▶ [DESCRIPTION OF THE TASK]:
Omit all images. Write out the rest of the material exactly.

▶ [DATASET EXTRACT]:
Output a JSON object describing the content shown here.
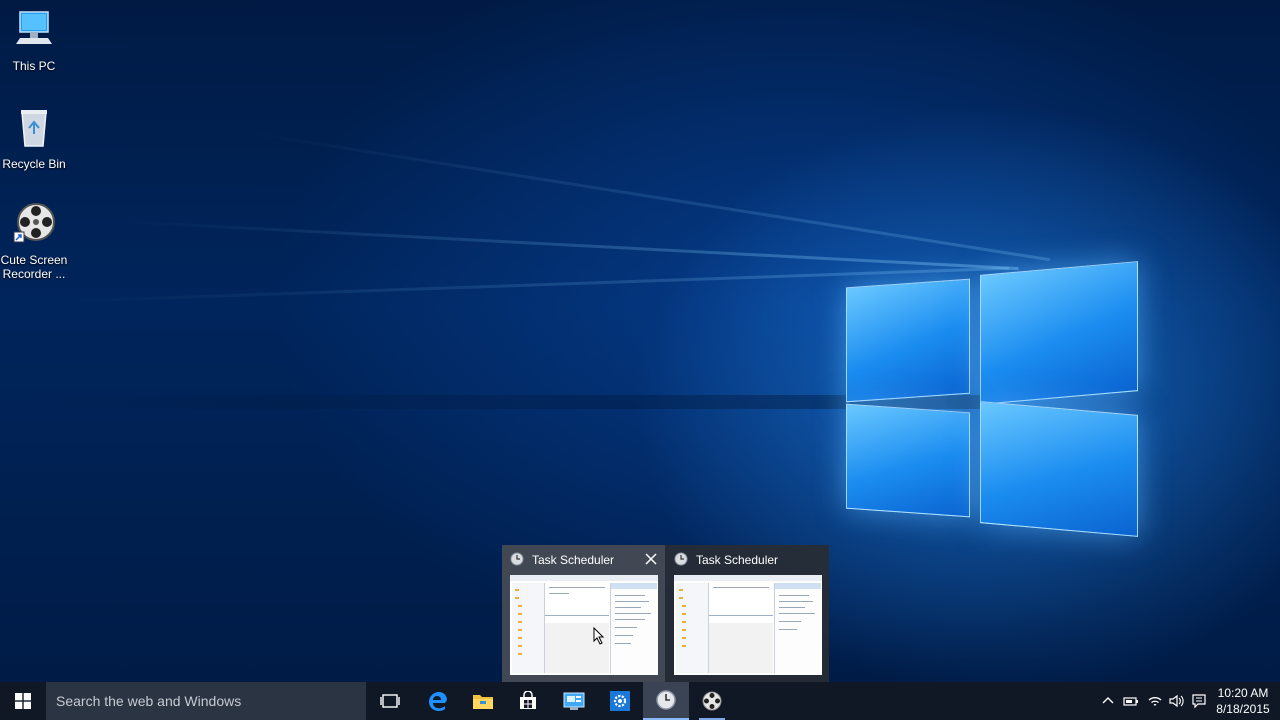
{
  "desktop": {
    "icons": [
      {
        "label": "This PC"
      },
      {
        "label": "Recycle Bin"
      },
      {
        "label_line1": "Cute Screen",
        "label_line2": "Recorder ..."
      }
    ]
  },
  "taskbar": {
    "search_placeholder": "Search the web and Windows",
    "apps": [
      {
        "name": "Task View",
        "icon": "task-view-icon"
      },
      {
        "name": "Microsoft Edge",
        "icon": "edge-icon"
      },
      {
        "name": "File Explorer",
        "icon": "folder-icon"
      },
      {
        "name": "Store",
        "icon": "store-icon"
      },
      {
        "name": "Control Panel",
        "icon": "control-panel-icon"
      },
      {
        "name": "Settings",
        "icon": "gear-icon"
      },
      {
        "name": "Task Scheduler",
        "icon": "clock-icon"
      },
      {
        "name": "Cute Screen Recorder",
        "icon": "film-reel-icon"
      }
    ],
    "clock": {
      "time": "10:20 AM",
      "date": "8/18/2015"
    }
  },
  "thumbnails": [
    {
      "title": "Task Scheduler"
    },
    {
      "title": "Task Scheduler"
    }
  ],
  "colors": {
    "accent": "#1a8cf0",
    "taskbar": "#101826"
  }
}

▶ [EXERCISE ANSWER]:
Output a JSON object describing the content shown here.
{
  "desktop": {
    "icons": [
      {
        "label": "This PC"
      },
      {
        "label": "Recycle Bin"
      },
      {
        "label_line1": "Cute Screen",
        "label_line2": "Recorder ..."
      }
    ]
  },
  "taskbar": {
    "search_placeholder": "Search the web and Windows",
    "apps": [
      {
        "name": "Task View",
        "icon": "task-view-icon"
      },
      {
        "name": "Microsoft Edge",
        "icon": "edge-icon"
      },
      {
        "name": "File Explorer",
        "icon": "folder-icon"
      },
      {
        "name": "Store",
        "icon": "store-icon"
      },
      {
        "name": "Control Panel",
        "icon": "control-panel-icon"
      },
      {
        "name": "Settings",
        "icon": "gear-icon"
      },
      {
        "name": "Task Scheduler",
        "icon": "clock-icon"
      },
      {
        "name": "Cute Screen Recorder",
        "icon": "film-reel-icon"
      }
    ],
    "clock": {
      "time": "10:20 AM",
      "date": "8/18/2015"
    }
  },
  "thumbnails": [
    {
      "title": "Task Scheduler"
    },
    {
      "title": "Task Scheduler"
    }
  ],
  "colors": {
    "accent": "#1a8cf0",
    "taskbar": "#101826"
  }
}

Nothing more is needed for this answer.